>> Begin Information given

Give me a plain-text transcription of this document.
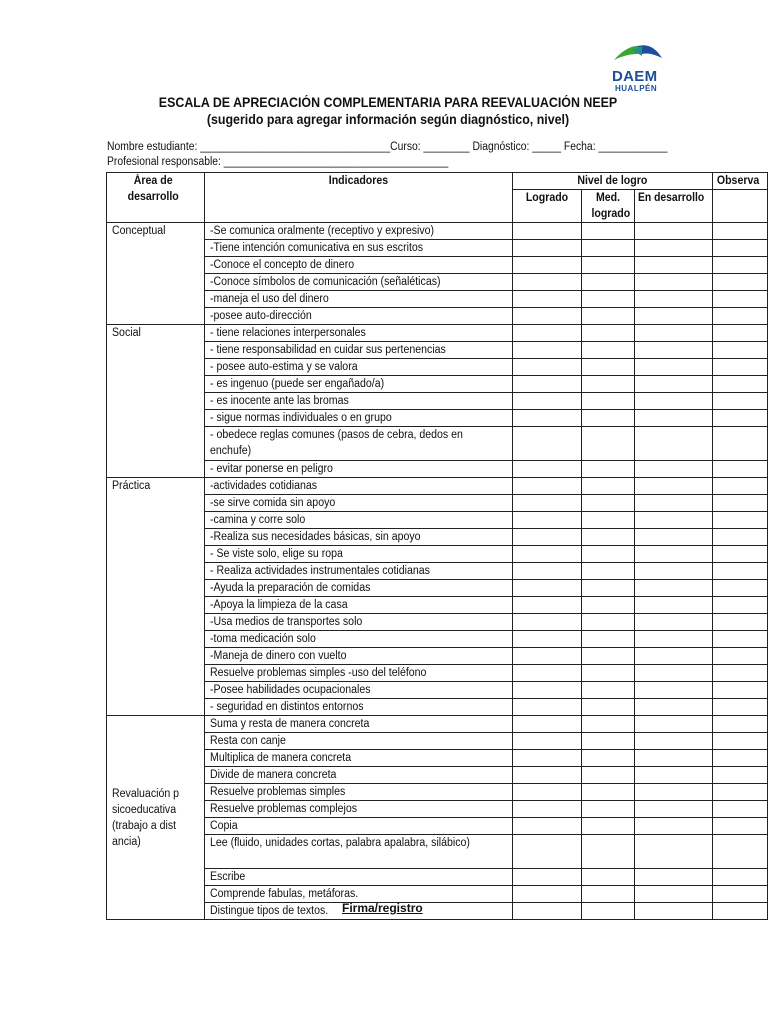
DAEM
HUALPÉN
ESCALA DE APRECIACIÓN COMPLEMENTARIA PARA REEVALUACIÓN NEEP (sugerido para agregar información según diagnóstico, nivel)
Nombre estudiante: _________________________________Curso: ________ Diagnóstico: _____ Fecha: ____________
Profesional responsable: _______________________________________
Área de desarrollo	Indicadores	Nivel de logro			Observa

		Logrado	Med. logrado	En desarrollo	

Conceptual	-Se comunica oralmente (receptivo y expresivo)				

	-Tiene intención comunicativa en sus escritos				

	-Conoce el concepto de dinero				

	-Conoce símbolos de comunicación (señaléticas)				

	-maneja el uso del dinero				

	-posee auto-dirección				

Social	- tiene relaciones interpersonales				

	- tiene responsabilidad en cuidar sus pertenencias				

	- posee auto-estima y se valora				

	- es ingenuo (puede ser engañado/a)				

	- es inocente ante las bromas				

	- sigue normas individuales o en grupo				

	- obedece reglas comunes (pasos de cebra, dedos en enchufe)				

	- evitar ponerse en peligro				

Práctica	-actividades cotidianas				

	-se sirve comida sin apoyo				

	-camina y corre solo				

	-Realiza sus necesidades básicas, sin apoyo				

	- Se viste solo, elige su ropa				

	- Realiza actividades instrumentales cotidianas				

	-Ayuda la preparación de comidas				

	-Apoya la limpieza de la casa				

	-Usa medios de transportes solo				

	-toma medicación solo				

	-Maneja de dinero con vuelto				

	Resuelve problemas simples -uso del teléfono				

	-Posee habilidades ocupacionales				

	- seguridad en distintos entornos				

Revaluación psicoeducativa (trabajo a distancia)	Suma y resta de manera concreta				

	Resta con canje				

	Multiplica de manera concreta				

	Divide de manera concreta				

	Resuelve problemas simples				

	Resuelve problemas complejos				

	Copia				

	Lee (fluido, unidades cortas, palabra apalabra, silábico)				

	Escribe				

	Comprende fabulas, metáforas.				

	Distingue tipos de textos.				
					Firma/registro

>> End Information given

Without including any pictures, print each record exactly.

# [Solution to this problem]
Give me a plain-text transcription of this document.
DAEM
HUALPÉN
ESCALA DE APRECIACIÓN COMPLEMENTARIA PARA REEVALUACIÓN NEEP (sugerido para agregar información según diagnóstico, nivel)
Nombre estudiante: _________________________________Curso: ________ Diagnóstico: _____ Fecha: ____________
Profesional responsable: _______________________________________
Área de desarrollo	Indicadores	Nivel de logro			Observa

		Logrado	Med. logrado	En desarrollo	

Conceptual	-Se comunica oralmente (receptivo y expresivo)				

	-Tiene intención comunicativa en sus escritos				

	-Conoce el concepto de dinero				

	-Conoce símbolos de comunicación (señaléticas)				

	-maneja el uso del dinero				

	-posee auto-dirección				

Social	- tiene relaciones interpersonales				

	- tiene responsabilidad en cuidar sus pertenencias				

	- posee auto-estima y se valora				

	- es ingenuo (puede ser engañado/a)				

	- es inocente ante las bromas				

	- sigue normas individuales o en grupo				

	- obedece reglas comunes (pasos de cebra, dedos en enchufe)				

	- evitar ponerse en peligro				

Práctica	-actividades cotidianas				

	-se sirve comida sin apoyo				

	-camina y corre solo				

	-Realiza sus necesidades básicas, sin apoyo				

	- Se viste solo, elige su ropa				

	- Realiza actividades instrumentales cotidianas				

	-Ayuda la preparación de comidas				

	-Apoya la limpieza de la casa				

	-Usa medios de transportes solo				

	-toma medicación solo				

	-Maneja de dinero con vuelto				

	Resuelve problemas simples -uso del teléfono				

	-Posee habilidades ocupacionales				

	- seguridad en distintos entornos				

Revaluación psicoeducativa (trabajo a distancia)	Suma y resta de manera concreta				

	Resta con canje				

	Multiplica de manera concreta				

	Divide de manera concreta				

	Resuelve problemas simples				

	Resuelve problemas complejos				

	Copia				

	Lee (fluido, unidades cortas, palabra apalabra, silábico)				

	Escribe				

	Comprende fabulas, metáforas.				

	Distingue tipos de textos.				
					Firma/registro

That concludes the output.